* **Task requirements**:
List the lines of this listing that hold the word "friend".

* **Input data**:
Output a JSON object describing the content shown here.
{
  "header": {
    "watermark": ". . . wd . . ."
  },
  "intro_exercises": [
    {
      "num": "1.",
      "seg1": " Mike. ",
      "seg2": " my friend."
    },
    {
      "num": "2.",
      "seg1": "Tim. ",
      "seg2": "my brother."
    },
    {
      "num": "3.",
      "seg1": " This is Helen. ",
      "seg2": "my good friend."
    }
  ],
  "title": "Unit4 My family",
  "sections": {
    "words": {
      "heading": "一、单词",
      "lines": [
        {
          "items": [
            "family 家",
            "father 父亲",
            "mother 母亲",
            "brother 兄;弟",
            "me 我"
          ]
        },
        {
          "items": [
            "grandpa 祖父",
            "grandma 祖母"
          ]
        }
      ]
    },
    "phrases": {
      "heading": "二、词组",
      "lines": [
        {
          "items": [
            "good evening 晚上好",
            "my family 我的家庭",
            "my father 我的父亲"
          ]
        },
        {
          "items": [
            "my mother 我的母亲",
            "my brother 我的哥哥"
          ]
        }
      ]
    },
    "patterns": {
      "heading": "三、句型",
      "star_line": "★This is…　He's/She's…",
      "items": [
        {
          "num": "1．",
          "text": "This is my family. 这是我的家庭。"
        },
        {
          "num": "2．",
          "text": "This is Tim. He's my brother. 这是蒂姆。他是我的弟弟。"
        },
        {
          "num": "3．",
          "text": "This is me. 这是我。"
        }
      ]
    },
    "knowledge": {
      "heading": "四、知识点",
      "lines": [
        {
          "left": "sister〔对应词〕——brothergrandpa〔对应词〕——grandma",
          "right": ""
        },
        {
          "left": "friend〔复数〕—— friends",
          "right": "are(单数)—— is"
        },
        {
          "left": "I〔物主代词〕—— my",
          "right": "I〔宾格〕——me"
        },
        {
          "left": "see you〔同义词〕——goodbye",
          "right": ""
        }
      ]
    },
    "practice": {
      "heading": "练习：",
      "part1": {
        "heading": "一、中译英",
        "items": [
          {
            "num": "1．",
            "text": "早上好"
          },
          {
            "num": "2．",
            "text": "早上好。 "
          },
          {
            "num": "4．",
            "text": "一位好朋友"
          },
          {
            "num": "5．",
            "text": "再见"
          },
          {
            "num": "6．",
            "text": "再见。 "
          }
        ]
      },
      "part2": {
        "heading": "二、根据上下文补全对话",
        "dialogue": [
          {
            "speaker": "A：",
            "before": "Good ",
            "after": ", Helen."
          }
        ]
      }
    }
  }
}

* **Completed exercise**:
      "seg2": " my friend."
      "seg2": "my good friend."
          "left": "friend〔复数〕—— friends",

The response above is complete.